Problem
Below are records; repeat them all exactly.

(Dataset excerpts)
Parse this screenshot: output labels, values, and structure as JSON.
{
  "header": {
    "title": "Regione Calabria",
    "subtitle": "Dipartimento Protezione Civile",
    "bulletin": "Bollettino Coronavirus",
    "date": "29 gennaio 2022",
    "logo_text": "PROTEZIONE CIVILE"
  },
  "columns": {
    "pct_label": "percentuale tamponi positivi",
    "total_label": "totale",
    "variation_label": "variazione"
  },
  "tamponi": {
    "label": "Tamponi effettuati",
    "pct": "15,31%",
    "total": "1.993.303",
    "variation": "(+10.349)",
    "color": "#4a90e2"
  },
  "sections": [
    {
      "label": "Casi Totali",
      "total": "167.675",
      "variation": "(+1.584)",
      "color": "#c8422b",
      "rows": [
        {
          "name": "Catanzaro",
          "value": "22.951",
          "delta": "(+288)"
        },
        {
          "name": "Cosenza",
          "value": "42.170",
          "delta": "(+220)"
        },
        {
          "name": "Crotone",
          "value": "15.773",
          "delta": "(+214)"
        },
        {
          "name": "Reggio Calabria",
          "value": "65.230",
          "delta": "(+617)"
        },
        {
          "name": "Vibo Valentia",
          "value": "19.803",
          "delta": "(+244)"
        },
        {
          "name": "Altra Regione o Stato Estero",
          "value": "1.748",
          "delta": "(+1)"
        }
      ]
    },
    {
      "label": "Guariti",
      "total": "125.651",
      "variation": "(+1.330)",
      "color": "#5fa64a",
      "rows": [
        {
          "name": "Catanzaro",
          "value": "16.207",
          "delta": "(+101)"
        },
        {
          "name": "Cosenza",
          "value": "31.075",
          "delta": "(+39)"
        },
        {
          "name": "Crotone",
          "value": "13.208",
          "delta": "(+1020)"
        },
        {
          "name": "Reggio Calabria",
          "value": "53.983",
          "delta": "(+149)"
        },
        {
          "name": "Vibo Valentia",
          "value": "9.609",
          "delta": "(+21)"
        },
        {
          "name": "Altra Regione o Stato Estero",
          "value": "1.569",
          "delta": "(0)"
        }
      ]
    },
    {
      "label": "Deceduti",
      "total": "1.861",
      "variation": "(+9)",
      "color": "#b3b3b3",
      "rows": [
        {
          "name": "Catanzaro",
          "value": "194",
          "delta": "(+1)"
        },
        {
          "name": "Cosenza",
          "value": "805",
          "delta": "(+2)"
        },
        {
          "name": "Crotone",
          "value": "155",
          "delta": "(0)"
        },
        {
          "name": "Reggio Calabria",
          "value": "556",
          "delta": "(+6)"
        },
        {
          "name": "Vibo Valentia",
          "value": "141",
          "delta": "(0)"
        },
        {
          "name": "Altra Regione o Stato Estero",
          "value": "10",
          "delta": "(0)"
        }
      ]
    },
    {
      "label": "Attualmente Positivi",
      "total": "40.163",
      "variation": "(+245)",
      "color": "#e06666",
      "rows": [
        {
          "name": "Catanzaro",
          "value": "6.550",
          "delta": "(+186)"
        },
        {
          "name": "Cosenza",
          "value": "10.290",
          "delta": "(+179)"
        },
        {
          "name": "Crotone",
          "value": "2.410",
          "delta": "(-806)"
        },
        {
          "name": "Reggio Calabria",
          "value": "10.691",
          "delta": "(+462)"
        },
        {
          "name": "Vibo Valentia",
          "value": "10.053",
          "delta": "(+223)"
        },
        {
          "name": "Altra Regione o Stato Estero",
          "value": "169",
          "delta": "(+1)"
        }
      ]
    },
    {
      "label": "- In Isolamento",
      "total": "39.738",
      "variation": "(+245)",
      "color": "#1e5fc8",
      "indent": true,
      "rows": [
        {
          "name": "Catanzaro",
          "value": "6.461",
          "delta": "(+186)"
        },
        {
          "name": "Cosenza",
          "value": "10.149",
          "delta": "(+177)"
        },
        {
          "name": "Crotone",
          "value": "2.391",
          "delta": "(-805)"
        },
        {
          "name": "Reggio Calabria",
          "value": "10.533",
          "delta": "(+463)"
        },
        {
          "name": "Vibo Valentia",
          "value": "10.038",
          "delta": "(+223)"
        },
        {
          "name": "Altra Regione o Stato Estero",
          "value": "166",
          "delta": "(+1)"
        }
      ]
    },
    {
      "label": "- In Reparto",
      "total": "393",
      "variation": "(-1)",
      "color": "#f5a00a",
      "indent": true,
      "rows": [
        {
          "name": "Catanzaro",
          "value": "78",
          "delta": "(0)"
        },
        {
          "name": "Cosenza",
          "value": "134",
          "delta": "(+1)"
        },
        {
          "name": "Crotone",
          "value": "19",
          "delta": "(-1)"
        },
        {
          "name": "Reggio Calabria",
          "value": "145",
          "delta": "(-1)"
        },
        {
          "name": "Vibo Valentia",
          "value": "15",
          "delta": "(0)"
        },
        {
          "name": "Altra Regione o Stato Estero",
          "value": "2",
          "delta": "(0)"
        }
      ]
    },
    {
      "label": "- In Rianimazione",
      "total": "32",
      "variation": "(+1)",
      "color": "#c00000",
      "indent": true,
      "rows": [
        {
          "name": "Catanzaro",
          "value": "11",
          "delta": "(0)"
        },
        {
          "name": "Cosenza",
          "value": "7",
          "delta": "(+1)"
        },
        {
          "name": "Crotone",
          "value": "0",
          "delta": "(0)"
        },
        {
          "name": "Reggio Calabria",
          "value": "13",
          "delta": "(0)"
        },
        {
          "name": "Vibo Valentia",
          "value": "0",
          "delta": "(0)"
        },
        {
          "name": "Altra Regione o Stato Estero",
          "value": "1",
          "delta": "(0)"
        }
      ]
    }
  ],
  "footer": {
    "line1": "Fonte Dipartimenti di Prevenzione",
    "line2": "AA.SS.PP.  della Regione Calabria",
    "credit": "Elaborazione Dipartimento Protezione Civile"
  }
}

Answer space
Parse this screenshot: output labels, values, and structure as JSON.
{
  "header": {
    "title": "Regione Calabria",
    "subtitle": "Dipartimento Protezione Civile",
    "bulletin": "Bollettino Coronavirus",
    "date": "29 gennaio 2022",
    "logo_text": "PROTEZIONE CIVILE"
  },
  "columns": {
    "pct_label": "percentuale tamponi positivi",
    "total_label": "totale",
    "variation_label": "variazione"
  },
  "tamponi": {
    "label": "Tamponi effettuati",
    "pct": "15,31%",
    "total": "1.993.303",
    "variation": "(+10.349)",
    "color": "#4a90e2"
  },
  "sections": [
    {
      "label": "Casi Totali",
      "total": "167.675",
      "variation": "(+1.584)",
      "color": "#c8422b",
      "rows": [
        {
          "name": "Catanzaro",
          "value": "22.951",
          "delta": "(+288)"
        },
        {
          "name": "Cosenza",
          "value": "42.170",
          "delta": "(+220)"
        },
        {
          "name": "Crotone",
          "value": "15.773",
          "delta": "(+214)"
        },
        {
          "name": "Reggio Calabria",
          "value": "65.230",
          "delta": "(+617)"
        },
        {
          "name": "Vibo Valentia",
          "value": "19.803",
          "delta": "(+244)"
        },
        {
          "name": "Altra Regione o Stato Estero",
          "value": "1.748",
          "delta": "(+1)"
        }
      ]
    },
    {
      "label": "Guariti",
      "total": "125.651",
      "variation": "(+1.330)",
      "color": "#5fa64a",
      "rows": [
        {
          "name": "Catanzaro",
          "value": "16.207",
          "delta": "(+101)"
        },
        {
          "name": "Cosenza",
          "value": "31.075",
          "delta": "(+39)"
        },
        {
          "name": "Crotone",
          "value": "13.208",
          "delta": "(+1020)"
        },
        {
          "name": "Reggio Calabria",
          "value": "53.983",
          "delta": "(+149)"
        },
        {
          "name": "Vibo Valentia",
          "value": "9.609",
          "delta": "(+21)"
        },
        {
          "name": "Altra Regione o Stato Estero",
          "value": "1.569",
          "delta": "(0)"
        }
      ]
    },
    {
      "label": "Deceduti",
      "total": "1.861",
      "variation": "(+9)",
      "color": "#b3b3b3",
      "rows": [
        {
          "name": "Catanzaro",
          "value": "194",
          "delta": "(+1)"
        },
        {
          "name": "Cosenza",
          "value": "805",
          "delta": "(+2)"
        },
        {
          "name": "Crotone",
          "value": "155",
          "delta": "(0)"
        },
        {
          "name": "Reggio Calabria",
          "value": "556",
          "delta": "(+6)"
        },
        {
          "name": "Vibo Valentia",
          "value": "141",
          "delta": "(0)"
        },
        {
          "name": "Altra Regione o Stato Estero",
          "value": "10",
          "delta": "(0)"
        }
      ]
    },
    {
      "label": "Attualmente Positivi",
      "total": "40.163",
      "variation": "(+245)",
      "color": "#e06666",
      "rows": [
        {
          "name": "Catanzaro",
          "value": "6.550",
          "delta": "(+186)"
        },
        {
          "name": "Cosenza",
          "value": "10.290",
          "delta": "(+179)"
        },
        {
          "name": "Crotone",
          "value": "2.410",
          "delta": "(-806)"
        },
        {
          "name": "Reggio Calabria",
          "value": "10.691",
          "delta": "(+462)"
        },
        {
          "name": "Vibo Valentia",
          "value": "10.053",
          "delta": "(+223)"
        },
        {
          "name": "Altra Regione o Stato Estero",
          "value": "169",
          "delta": "(+1)"
        }
      ]
    },
    {
      "label": "- In Isolamento",
      "total": "39.738",
      "variation": "(+245)",
      "color": "#1e5fc8",
      "indent": true,
      "rows": [
        {
          "name": "Catanzaro",
          "value": "6.461",
          "delta": "(+186)"
        },
        {
          "name": "Cosenza",
          "value": "10.149",
          "delta": "(+177)"
        },
        {
          "name": "Crotone",
          "value": "2.391",
          "delta": "(-805)"
        },
        {
          "name": "Reggio Calabria",
          "value": "10.533",
          "delta": "(+463)"
        },
        {
          "name": "Vibo Valentia",
          "value": "10.038",
          "delta": "(+223)"
        },
        {
          "name": "Altra Regione o Stato Estero",
          "value": "166",
          "delta": "(+1)"
        }
      ]
    },
    {
      "label": "- In Reparto",
      "total": "393",
      "variation": "(-1)",
      "color": "#f5a00a",
      "indent": true,
      "rows": [
        {
          "name": "Catanzaro",
          "value": "78",
          "delta": "(0)"
        },
        {
          "name": "Cosenza",
          "value": "134",
          "delta": "(+1)"
        },
        {
          "name": "Crotone",
          "value": "19",
          "delta": "(-1)"
        },
        {
          "name": "Reggio Calabria",
          "value": "145",
          "delta": "(-1)"
        },
        {
          "name": "Vibo Valentia",
          "value": "15",
          "delta": "(0)"
        },
        {
          "name": "Altra Regione o Stato Estero",
          "value": "2",
          "delta": "(0)"
        }
      ]
    },
    {
      "label": "- In Rianimazione",
      "total": "32",
      "variation": "(+1)",
      "color": "#c00000",
      "indent": true,
      "rows": [
        {
          "name": "Catanzaro",
          "value": "11",
          "delta": "(0)"
        },
        {
          "name": "Cosenza",
          "value": "7",
          "delta": "(+1)"
        },
        {
          "name": "Crotone",
          "value": "0",
          "delta": "(0)"
        },
        {
          "name": "Reggio Calabria",
          "value": "13",
          "delta": "(0)"
        },
        {
          "name": "Vibo Valentia",
          "value": "0",
          "delta": "(0)"
        },
        {
          "name": "Altra Regione o Stato Estero",
          "value": "1",
          "delta": "(0)"
        }
      ]
    }
  ],
  "footer": {
    "line1": "Fonte Dipartimenti di Prevenzione",
    "line2": "AA.SS.PP.  della Regione Calabria",
    "credit": "Elaborazione Dipartimento Protezione Civile"
  }
}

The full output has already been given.